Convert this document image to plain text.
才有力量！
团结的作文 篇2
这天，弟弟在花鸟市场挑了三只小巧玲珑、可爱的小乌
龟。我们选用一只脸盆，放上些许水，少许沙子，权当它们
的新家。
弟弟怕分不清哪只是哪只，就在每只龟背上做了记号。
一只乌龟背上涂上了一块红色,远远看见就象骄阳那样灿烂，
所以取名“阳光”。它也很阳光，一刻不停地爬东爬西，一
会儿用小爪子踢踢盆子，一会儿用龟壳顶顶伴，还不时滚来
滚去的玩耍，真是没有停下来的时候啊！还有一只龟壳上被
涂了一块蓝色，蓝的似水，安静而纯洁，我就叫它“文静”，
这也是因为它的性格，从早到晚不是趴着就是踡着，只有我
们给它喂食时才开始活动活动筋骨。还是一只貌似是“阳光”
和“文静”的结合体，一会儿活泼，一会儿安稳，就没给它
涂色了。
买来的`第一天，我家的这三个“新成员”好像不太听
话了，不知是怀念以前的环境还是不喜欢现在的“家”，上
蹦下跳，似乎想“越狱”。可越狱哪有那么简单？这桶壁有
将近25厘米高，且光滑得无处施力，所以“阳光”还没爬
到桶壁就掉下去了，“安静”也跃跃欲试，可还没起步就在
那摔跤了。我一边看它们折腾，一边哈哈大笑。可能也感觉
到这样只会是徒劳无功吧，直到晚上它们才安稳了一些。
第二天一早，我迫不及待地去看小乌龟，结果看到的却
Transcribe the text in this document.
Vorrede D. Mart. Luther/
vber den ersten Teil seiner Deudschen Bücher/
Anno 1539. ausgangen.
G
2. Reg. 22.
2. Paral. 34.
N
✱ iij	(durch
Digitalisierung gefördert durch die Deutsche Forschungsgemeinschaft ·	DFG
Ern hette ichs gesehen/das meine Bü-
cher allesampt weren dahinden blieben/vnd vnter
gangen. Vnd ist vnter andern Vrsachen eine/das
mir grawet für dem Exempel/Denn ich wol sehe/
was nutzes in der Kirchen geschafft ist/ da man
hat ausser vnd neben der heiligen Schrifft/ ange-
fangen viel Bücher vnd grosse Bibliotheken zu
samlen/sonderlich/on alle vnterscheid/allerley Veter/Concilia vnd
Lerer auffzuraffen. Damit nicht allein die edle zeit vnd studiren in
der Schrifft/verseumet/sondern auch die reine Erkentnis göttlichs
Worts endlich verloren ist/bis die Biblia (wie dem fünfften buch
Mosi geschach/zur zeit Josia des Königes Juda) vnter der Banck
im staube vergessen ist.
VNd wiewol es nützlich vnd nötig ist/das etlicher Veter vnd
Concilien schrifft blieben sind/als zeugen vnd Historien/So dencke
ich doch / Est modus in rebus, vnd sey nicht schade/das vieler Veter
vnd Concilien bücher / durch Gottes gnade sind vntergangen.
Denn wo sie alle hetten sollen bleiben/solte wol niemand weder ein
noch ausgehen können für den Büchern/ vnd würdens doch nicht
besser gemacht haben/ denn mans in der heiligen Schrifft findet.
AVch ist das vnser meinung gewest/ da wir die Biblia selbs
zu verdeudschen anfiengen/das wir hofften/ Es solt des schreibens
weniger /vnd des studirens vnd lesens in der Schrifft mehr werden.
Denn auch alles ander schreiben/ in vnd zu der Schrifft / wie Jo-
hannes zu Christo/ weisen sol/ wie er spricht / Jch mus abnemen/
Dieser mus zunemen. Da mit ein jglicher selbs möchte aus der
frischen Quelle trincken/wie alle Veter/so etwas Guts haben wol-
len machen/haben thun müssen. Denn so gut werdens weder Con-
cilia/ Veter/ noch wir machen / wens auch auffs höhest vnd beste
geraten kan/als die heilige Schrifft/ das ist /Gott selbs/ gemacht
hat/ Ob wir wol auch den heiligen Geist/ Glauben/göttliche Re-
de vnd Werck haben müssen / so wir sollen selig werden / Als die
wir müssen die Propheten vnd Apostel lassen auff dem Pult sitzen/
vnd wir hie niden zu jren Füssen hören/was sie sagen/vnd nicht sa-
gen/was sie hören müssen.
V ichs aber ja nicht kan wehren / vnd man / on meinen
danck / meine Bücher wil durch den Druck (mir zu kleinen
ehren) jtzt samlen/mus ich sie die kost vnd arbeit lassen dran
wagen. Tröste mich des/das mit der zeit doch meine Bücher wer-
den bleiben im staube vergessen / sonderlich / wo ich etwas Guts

Task to complete: Take every line above carrying "Concilien" and return it.

Finished exercise:
Concilien schrifft blieben sind/als zeugen vnd Historien/So dencke
vnd Concilien bücher / durch Gottes gnade sind vntergangen.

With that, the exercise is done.